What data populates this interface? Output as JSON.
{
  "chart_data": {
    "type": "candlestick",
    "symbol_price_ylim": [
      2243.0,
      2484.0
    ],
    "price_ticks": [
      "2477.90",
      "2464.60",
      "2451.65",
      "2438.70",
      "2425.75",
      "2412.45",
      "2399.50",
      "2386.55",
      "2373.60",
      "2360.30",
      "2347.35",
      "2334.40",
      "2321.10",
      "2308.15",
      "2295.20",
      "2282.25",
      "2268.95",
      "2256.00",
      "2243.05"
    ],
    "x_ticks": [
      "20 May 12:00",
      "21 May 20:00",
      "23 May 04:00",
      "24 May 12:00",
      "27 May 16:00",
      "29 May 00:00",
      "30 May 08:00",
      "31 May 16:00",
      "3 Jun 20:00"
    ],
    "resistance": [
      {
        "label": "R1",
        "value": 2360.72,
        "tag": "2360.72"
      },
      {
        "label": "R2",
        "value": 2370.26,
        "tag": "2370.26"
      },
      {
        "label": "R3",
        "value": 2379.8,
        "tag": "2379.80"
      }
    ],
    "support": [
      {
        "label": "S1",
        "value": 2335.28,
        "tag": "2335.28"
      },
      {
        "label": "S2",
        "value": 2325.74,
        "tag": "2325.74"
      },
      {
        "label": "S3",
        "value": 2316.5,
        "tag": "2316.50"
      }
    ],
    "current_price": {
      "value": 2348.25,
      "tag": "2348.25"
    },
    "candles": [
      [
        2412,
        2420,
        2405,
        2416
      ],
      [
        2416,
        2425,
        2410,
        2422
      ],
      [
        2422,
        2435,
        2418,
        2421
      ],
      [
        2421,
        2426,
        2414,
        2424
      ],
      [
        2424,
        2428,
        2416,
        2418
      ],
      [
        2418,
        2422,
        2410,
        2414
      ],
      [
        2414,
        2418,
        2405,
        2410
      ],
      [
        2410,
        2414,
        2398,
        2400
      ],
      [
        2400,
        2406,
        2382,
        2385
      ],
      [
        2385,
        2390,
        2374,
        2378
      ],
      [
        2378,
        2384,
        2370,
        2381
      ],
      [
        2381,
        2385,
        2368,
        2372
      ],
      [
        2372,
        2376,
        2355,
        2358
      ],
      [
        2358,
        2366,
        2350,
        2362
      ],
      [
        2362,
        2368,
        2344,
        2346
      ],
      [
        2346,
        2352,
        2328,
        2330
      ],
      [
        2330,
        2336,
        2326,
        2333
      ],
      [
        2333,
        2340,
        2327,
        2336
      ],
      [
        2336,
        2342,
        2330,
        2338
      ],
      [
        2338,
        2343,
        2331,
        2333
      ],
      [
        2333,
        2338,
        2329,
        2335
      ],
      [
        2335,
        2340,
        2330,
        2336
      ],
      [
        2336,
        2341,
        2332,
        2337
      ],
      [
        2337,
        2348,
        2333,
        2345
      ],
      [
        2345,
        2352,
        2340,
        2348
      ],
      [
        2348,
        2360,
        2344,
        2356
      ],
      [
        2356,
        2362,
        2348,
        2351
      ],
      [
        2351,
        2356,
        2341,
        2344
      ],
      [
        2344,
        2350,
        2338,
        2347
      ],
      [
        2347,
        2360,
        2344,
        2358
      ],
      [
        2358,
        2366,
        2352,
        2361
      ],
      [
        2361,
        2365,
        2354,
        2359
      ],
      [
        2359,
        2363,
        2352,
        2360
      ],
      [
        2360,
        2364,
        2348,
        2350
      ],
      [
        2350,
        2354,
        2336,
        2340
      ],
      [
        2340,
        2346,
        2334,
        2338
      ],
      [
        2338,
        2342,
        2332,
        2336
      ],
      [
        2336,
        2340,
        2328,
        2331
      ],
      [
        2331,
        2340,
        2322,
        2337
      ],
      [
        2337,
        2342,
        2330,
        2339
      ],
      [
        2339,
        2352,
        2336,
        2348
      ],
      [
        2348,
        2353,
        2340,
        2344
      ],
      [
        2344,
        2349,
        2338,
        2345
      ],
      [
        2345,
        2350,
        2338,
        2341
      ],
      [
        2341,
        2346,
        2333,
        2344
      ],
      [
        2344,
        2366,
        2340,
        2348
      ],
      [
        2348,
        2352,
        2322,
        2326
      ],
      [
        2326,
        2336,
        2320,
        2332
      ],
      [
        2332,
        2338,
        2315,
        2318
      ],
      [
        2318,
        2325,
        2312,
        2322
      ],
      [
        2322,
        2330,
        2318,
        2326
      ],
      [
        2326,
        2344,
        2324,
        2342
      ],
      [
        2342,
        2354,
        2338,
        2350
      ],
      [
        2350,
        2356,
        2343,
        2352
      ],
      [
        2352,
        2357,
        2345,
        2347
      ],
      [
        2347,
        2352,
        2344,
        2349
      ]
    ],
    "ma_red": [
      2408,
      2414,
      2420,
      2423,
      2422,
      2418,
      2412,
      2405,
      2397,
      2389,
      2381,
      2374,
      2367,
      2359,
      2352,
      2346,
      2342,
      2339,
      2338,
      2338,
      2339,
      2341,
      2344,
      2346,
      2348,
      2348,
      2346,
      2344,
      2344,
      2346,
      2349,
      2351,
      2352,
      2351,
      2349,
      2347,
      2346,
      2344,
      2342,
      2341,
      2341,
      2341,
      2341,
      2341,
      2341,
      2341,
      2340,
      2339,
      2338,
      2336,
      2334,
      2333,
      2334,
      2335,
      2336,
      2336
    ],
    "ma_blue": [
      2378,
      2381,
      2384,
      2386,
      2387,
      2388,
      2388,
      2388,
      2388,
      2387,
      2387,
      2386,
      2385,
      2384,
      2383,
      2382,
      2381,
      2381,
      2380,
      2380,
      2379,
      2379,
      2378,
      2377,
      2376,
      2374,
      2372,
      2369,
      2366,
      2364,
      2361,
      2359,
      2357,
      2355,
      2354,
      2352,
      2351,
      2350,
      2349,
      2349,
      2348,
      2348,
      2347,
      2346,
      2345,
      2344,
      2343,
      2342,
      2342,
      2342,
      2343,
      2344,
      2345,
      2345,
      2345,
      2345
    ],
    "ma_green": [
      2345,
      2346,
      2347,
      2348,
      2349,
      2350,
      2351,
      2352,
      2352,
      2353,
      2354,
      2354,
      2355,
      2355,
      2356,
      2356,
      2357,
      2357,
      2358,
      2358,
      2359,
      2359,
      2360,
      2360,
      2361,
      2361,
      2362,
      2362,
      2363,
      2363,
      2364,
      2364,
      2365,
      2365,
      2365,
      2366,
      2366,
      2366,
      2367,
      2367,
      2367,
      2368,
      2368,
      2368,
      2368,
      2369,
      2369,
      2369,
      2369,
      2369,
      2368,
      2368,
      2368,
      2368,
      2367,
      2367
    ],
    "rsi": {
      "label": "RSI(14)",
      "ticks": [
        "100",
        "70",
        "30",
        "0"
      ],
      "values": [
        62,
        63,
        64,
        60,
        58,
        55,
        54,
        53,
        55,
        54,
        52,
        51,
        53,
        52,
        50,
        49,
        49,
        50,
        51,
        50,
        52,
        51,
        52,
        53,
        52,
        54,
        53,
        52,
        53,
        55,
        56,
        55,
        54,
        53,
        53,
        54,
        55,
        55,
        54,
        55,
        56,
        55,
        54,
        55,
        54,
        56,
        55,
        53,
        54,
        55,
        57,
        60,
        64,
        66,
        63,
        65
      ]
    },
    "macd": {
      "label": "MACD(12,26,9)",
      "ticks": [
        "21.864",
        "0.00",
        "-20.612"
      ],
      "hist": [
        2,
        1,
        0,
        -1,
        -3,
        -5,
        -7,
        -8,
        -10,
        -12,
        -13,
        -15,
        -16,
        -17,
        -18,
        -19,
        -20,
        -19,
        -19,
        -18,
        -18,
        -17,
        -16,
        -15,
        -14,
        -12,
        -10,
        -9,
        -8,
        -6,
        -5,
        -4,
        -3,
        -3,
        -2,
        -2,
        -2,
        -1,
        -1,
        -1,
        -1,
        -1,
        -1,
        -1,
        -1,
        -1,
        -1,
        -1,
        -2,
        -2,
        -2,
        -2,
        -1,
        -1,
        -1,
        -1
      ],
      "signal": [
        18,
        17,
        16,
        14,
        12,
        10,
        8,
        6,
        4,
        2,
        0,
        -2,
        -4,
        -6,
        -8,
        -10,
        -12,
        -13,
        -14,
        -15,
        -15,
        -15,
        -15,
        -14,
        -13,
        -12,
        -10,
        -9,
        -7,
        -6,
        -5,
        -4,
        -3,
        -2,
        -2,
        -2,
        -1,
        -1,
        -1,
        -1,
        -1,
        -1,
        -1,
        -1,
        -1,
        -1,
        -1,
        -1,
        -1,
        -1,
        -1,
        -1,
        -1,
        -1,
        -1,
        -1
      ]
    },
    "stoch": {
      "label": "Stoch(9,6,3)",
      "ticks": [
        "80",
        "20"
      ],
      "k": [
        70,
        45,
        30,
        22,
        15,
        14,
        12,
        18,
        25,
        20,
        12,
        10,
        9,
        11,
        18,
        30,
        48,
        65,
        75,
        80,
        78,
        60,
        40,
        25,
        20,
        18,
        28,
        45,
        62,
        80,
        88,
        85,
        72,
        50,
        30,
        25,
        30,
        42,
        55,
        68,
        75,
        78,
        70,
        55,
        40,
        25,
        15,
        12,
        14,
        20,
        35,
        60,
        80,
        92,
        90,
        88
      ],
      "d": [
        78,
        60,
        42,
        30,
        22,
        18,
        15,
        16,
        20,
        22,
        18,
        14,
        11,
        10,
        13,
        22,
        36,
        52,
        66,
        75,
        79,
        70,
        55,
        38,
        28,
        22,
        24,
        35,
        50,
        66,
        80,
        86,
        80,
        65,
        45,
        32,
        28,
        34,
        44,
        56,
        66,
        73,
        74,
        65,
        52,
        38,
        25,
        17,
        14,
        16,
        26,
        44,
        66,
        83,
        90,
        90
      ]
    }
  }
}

* **GIVEN INSTRUCTION**
Counting only lines of the data above that hold "label", report the total and nothing else.

* **SOLUTION FOR THIS PROBLEM**
9